### [Problem to solve]
Scan the entries below for the word "Length". Copy out every line in which it occurs.
··· Data shown ···
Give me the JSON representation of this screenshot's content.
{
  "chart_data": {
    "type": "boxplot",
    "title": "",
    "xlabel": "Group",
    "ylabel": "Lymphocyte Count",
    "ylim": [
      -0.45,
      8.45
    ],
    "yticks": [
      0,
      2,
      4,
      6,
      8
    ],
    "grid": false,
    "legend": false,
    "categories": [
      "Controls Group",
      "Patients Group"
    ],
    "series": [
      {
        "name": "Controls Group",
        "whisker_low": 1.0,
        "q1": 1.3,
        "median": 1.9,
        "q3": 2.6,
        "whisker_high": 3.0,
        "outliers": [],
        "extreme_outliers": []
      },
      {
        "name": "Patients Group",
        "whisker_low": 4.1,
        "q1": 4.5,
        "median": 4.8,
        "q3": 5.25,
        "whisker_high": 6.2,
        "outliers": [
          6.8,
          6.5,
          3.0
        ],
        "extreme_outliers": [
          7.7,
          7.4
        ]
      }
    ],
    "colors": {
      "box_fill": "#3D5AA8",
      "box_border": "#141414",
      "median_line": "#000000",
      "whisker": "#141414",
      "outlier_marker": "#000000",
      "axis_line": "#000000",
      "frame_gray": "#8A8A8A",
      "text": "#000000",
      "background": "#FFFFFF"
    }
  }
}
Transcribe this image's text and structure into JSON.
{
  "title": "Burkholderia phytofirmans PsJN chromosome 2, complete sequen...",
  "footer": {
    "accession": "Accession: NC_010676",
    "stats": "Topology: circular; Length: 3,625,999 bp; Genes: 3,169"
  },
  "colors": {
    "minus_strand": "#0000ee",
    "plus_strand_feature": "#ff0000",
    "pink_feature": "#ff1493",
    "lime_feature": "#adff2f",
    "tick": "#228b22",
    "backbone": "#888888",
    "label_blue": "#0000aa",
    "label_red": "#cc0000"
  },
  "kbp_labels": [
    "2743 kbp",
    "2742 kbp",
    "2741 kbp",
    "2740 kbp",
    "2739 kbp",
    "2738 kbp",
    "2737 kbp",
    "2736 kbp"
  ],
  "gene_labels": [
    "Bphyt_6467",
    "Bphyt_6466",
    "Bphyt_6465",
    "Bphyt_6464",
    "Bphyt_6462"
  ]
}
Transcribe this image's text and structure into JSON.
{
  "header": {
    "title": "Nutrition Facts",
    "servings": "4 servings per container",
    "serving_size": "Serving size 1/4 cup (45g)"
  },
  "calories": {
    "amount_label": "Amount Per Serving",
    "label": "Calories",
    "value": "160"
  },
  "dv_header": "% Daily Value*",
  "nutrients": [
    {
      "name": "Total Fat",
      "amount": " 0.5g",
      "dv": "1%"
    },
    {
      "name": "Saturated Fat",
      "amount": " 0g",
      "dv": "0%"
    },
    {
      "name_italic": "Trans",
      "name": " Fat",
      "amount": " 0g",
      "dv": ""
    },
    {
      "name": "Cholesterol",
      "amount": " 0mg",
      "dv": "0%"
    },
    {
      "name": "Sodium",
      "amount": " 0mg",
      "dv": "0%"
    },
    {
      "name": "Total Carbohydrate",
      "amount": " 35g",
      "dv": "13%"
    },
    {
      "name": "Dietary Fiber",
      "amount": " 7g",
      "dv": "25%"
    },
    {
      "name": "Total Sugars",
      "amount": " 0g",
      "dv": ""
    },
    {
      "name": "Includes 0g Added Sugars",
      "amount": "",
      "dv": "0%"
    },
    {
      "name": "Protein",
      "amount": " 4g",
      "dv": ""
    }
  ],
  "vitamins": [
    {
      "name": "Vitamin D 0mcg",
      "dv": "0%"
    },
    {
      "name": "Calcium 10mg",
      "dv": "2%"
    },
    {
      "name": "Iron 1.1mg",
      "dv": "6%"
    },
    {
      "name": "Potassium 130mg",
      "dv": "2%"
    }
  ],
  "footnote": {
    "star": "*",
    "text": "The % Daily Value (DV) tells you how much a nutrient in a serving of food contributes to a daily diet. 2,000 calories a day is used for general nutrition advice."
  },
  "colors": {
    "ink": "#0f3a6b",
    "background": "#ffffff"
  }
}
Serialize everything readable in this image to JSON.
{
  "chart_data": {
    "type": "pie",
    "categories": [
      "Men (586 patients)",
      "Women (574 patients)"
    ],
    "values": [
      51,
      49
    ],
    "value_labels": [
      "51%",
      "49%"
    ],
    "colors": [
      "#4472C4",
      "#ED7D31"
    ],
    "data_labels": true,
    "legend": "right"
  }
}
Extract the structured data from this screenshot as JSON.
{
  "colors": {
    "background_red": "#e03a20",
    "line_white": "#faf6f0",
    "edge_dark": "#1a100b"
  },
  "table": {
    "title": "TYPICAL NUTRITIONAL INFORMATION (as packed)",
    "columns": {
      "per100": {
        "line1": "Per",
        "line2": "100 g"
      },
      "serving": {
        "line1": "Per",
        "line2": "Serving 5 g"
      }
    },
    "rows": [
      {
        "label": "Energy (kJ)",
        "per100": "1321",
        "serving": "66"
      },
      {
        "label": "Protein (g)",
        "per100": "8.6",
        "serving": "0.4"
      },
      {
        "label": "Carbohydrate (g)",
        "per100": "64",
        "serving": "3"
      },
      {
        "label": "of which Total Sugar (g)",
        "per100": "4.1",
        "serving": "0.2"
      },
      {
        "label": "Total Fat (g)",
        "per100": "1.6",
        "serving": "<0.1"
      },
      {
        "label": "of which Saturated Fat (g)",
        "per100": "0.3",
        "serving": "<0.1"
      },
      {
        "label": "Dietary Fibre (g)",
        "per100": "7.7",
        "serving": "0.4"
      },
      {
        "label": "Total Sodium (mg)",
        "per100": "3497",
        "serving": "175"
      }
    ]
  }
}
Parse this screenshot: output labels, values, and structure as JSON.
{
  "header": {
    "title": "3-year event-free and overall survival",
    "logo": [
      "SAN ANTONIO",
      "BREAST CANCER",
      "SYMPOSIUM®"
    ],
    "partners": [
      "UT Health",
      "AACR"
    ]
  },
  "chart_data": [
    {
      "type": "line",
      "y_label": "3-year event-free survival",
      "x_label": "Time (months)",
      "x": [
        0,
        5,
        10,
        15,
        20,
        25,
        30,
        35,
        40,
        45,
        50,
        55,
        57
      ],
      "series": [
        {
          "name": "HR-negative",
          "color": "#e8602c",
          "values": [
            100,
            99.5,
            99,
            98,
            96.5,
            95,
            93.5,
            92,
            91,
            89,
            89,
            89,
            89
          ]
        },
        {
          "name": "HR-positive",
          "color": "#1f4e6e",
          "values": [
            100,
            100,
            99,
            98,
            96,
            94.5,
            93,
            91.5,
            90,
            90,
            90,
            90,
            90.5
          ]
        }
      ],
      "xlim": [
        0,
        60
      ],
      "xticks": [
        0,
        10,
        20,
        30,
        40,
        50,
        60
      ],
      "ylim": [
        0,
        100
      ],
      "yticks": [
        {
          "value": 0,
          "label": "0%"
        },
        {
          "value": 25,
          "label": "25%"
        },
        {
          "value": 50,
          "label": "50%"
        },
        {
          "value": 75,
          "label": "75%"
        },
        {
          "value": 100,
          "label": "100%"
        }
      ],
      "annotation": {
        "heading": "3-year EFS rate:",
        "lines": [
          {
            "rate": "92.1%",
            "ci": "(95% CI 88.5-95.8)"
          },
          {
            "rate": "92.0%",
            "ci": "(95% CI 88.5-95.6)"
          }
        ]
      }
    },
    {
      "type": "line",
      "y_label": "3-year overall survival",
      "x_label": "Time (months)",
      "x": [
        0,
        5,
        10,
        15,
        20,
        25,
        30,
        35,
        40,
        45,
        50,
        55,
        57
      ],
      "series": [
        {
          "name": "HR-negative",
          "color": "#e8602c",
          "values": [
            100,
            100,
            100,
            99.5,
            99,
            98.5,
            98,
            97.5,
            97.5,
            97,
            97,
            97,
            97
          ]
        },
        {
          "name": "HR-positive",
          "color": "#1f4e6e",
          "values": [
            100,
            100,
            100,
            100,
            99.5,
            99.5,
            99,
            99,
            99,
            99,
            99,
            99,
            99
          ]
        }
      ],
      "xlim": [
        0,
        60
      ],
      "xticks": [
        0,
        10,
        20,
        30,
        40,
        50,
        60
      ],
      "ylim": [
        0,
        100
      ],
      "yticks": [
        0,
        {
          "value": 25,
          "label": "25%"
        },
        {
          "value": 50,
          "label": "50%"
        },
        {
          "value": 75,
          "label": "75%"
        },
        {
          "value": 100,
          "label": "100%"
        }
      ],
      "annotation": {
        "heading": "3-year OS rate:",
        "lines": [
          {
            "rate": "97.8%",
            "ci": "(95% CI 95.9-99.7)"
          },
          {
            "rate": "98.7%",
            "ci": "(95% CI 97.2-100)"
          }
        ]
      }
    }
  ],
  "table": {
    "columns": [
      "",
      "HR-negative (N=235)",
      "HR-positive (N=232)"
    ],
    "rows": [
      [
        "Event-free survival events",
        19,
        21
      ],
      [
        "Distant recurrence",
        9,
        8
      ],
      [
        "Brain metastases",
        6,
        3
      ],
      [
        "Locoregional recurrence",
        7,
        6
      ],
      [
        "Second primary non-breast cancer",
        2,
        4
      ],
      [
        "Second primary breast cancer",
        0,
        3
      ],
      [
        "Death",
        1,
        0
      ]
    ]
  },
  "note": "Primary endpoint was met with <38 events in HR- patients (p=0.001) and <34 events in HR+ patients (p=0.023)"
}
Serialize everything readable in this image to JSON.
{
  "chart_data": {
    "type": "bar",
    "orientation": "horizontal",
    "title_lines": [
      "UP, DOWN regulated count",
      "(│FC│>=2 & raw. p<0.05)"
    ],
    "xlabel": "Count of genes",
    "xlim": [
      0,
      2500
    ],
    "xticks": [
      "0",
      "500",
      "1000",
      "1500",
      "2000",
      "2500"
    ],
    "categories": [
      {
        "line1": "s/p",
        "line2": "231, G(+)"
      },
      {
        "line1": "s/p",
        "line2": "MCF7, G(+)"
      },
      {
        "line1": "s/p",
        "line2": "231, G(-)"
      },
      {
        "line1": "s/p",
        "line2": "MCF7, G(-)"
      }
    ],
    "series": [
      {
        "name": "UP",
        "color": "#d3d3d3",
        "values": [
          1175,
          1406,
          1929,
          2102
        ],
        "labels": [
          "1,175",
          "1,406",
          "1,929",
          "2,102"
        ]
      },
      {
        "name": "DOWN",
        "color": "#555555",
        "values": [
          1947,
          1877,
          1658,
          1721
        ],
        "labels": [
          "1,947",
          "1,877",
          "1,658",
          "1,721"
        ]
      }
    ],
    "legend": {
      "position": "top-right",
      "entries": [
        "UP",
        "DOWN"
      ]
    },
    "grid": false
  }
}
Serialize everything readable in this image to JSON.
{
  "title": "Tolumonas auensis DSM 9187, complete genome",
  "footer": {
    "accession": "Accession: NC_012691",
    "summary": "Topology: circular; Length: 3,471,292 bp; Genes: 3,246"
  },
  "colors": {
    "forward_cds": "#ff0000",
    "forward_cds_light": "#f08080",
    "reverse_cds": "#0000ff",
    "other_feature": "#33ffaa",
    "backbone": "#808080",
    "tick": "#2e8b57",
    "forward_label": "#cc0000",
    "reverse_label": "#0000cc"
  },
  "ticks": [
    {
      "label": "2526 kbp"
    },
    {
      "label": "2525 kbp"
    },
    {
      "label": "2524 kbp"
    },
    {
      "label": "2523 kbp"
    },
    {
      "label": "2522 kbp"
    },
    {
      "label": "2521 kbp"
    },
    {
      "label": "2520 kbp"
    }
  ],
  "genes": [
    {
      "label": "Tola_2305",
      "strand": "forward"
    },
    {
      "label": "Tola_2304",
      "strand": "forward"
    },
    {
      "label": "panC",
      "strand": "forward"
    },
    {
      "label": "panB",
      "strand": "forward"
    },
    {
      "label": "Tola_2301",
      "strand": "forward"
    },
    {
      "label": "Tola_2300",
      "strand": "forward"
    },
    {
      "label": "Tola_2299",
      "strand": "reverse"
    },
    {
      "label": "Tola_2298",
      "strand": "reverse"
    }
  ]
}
···
### [Task solution]
    "stats": "Topology: circular; Length: 3,625,999 bp; Genes: 3,169"
    "summary": "Topology: circular; Length: 3,471,292 bp; Genes: 3,246"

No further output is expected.